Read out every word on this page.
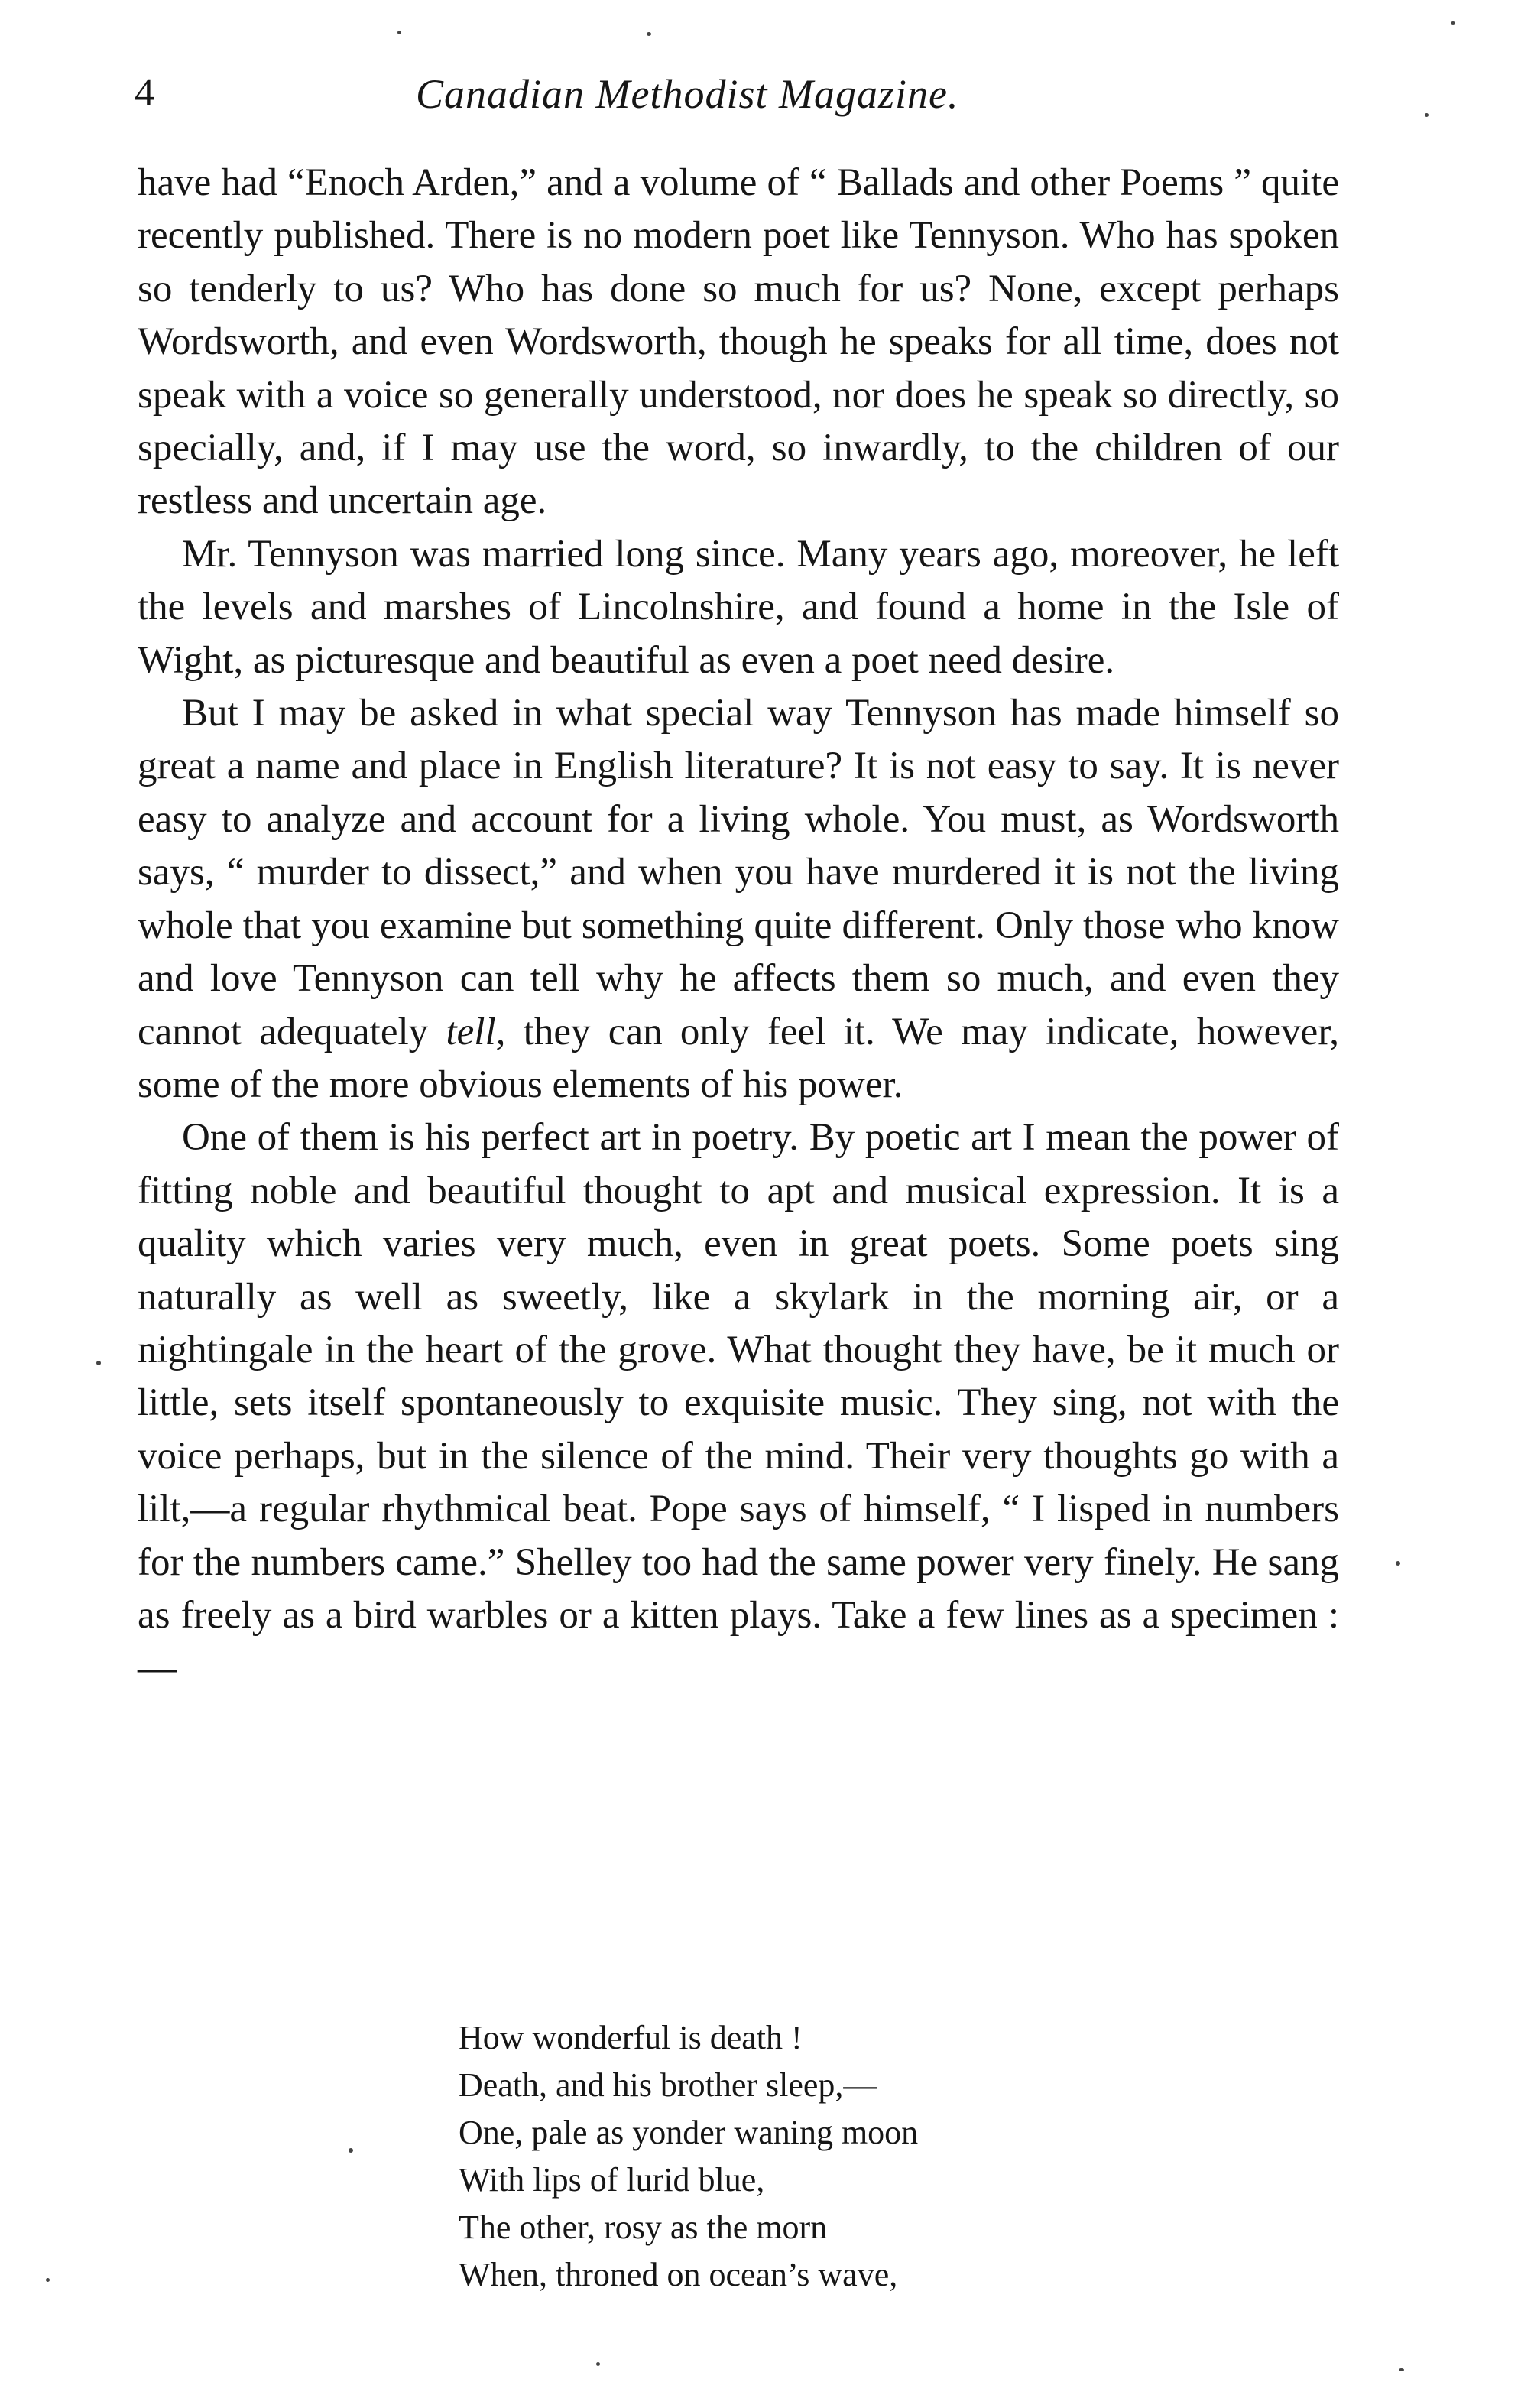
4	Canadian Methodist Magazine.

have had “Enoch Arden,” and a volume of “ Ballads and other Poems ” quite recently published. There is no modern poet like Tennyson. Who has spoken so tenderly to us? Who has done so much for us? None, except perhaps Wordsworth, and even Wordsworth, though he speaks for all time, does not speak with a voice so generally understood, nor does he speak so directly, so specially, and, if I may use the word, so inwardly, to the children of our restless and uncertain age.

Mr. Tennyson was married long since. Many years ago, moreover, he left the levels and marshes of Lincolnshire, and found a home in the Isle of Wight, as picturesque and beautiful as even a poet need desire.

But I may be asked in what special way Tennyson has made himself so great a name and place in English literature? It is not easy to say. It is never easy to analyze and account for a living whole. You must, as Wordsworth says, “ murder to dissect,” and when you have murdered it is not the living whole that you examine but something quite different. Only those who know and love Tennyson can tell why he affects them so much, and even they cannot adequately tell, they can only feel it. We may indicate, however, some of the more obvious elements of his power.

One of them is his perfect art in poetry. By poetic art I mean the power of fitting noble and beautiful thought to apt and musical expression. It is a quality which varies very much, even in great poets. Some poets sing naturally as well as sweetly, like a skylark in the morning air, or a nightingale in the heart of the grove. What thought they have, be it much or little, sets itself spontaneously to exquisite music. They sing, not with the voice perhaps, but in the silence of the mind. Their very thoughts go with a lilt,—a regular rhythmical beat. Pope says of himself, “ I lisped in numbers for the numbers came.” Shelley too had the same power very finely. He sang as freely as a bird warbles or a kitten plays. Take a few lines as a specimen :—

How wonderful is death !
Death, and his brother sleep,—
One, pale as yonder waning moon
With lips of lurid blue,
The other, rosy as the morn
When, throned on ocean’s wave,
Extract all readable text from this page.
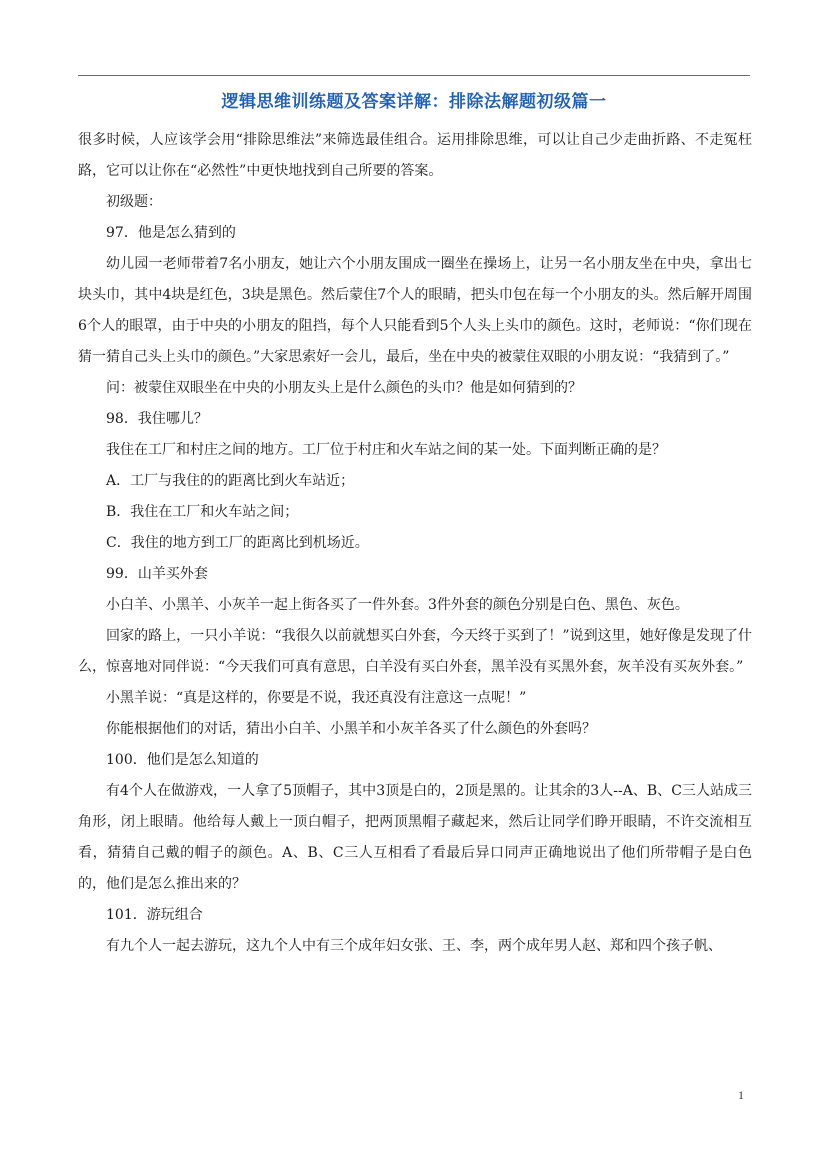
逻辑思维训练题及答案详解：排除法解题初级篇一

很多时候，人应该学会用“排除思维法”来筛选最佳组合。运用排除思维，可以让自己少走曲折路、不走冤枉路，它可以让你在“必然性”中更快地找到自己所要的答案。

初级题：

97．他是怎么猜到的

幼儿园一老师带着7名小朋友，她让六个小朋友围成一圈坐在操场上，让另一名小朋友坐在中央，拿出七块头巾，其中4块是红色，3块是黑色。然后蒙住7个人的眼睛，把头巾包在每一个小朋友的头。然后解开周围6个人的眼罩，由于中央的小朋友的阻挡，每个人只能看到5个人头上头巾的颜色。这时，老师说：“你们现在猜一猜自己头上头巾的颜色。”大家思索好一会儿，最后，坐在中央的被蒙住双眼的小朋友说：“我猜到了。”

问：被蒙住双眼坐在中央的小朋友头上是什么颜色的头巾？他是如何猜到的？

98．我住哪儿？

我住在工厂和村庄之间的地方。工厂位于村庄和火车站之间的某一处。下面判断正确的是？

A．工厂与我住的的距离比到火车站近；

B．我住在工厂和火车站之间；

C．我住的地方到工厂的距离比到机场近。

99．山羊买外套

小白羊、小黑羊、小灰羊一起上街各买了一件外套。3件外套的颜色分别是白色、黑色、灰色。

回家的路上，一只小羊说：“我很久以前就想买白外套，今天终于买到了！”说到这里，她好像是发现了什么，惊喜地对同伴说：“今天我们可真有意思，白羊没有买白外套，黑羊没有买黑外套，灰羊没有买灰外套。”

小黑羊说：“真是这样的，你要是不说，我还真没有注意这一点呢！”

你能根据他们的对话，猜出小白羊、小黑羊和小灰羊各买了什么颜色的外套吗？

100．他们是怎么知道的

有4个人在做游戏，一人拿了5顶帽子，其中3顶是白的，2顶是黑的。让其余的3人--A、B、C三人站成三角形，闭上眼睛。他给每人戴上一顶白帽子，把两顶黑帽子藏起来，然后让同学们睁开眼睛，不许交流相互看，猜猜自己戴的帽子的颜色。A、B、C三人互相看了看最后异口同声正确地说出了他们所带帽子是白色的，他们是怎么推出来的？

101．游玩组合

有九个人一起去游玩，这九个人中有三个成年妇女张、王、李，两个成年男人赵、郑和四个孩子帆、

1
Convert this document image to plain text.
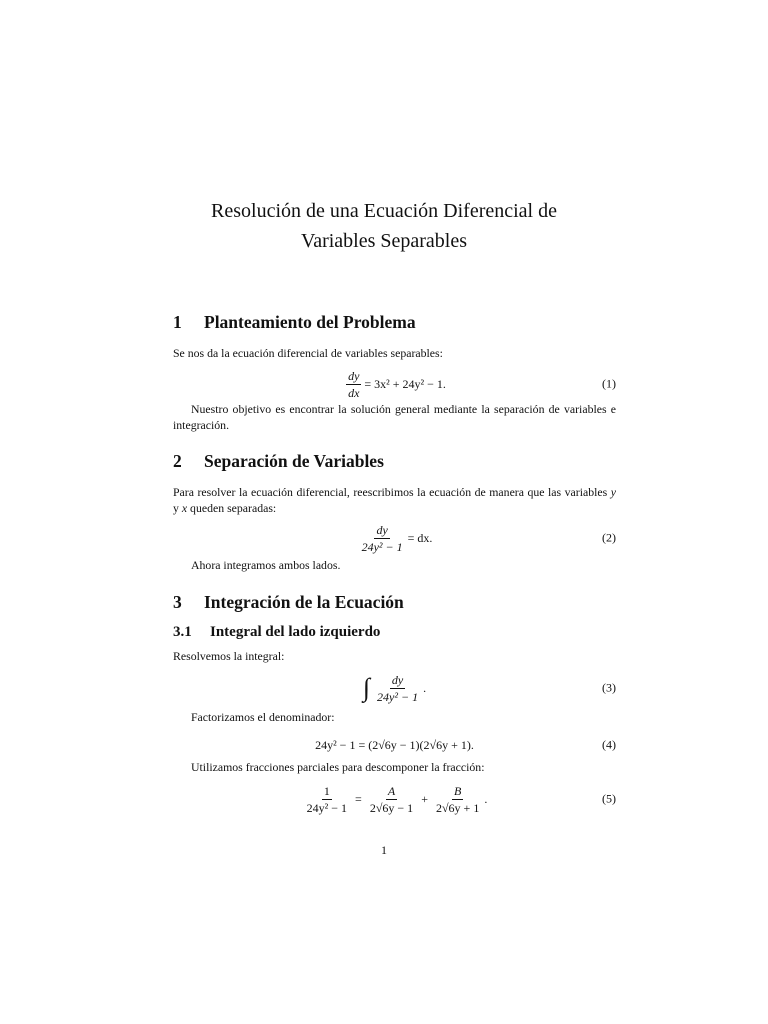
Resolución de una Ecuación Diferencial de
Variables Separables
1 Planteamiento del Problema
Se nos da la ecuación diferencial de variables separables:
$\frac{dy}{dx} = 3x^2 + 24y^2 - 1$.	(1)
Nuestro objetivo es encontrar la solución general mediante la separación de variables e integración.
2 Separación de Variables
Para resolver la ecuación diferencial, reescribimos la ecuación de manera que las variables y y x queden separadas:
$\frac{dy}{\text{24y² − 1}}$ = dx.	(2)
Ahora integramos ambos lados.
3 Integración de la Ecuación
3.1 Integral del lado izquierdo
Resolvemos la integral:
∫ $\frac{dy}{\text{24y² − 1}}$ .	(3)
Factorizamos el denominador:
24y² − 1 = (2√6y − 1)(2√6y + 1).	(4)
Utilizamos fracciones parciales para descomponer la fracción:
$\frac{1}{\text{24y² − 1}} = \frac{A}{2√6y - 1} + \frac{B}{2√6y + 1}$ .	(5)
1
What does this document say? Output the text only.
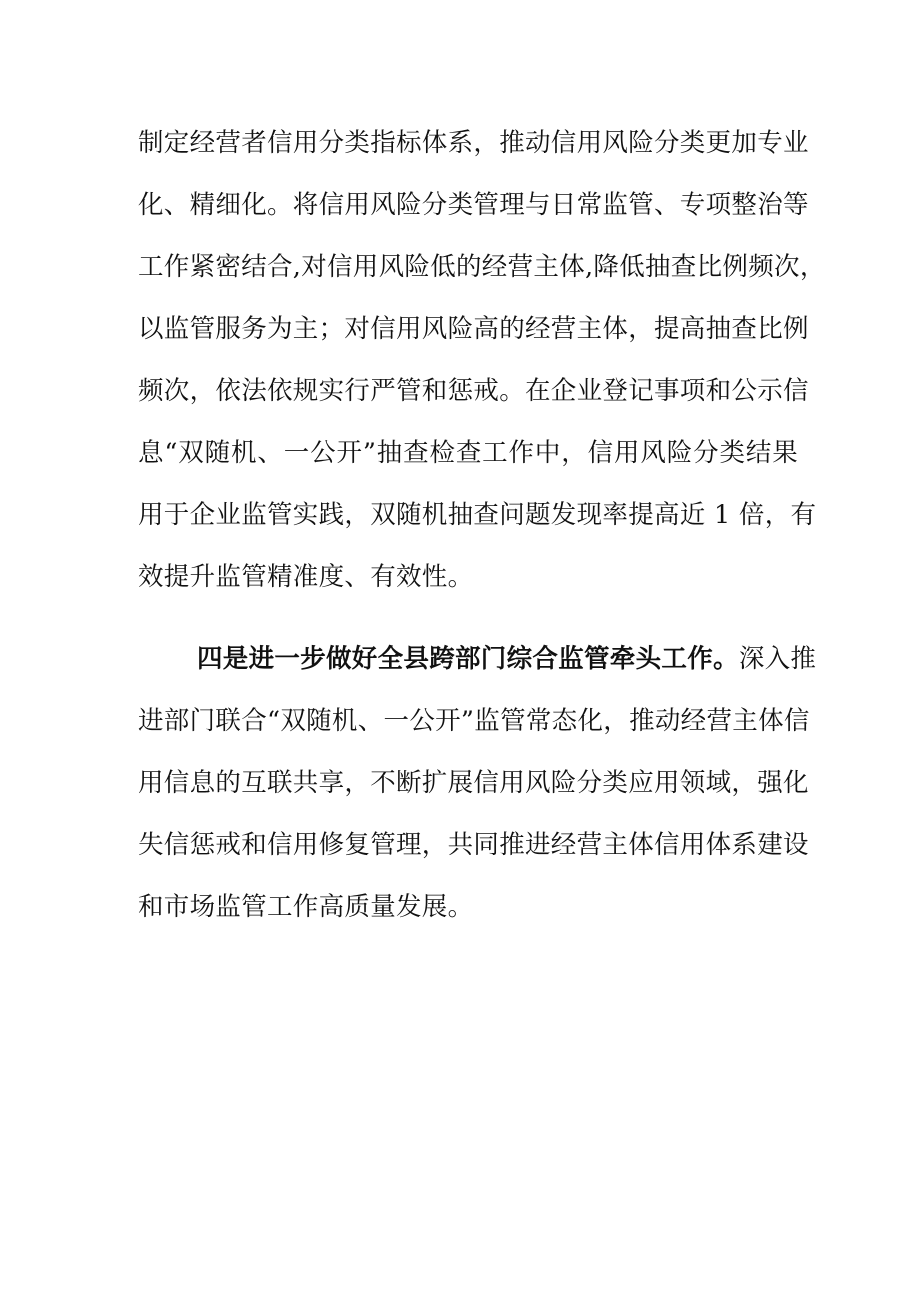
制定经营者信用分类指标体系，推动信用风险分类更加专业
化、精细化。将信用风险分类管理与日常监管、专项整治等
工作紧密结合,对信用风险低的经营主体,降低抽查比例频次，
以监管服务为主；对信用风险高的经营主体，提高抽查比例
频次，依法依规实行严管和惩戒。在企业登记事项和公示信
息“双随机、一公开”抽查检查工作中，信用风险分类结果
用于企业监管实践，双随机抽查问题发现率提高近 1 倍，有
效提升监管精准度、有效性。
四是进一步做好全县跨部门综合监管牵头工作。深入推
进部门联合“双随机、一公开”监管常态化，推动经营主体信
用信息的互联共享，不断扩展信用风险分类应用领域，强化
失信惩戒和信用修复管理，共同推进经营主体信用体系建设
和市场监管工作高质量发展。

* * *

» **EXERCISE REQUIREMENTS**: What is the number of lines in this listing that contain the word "only"? Answer with that number and nothing else.

» **TASK RESULT**: 2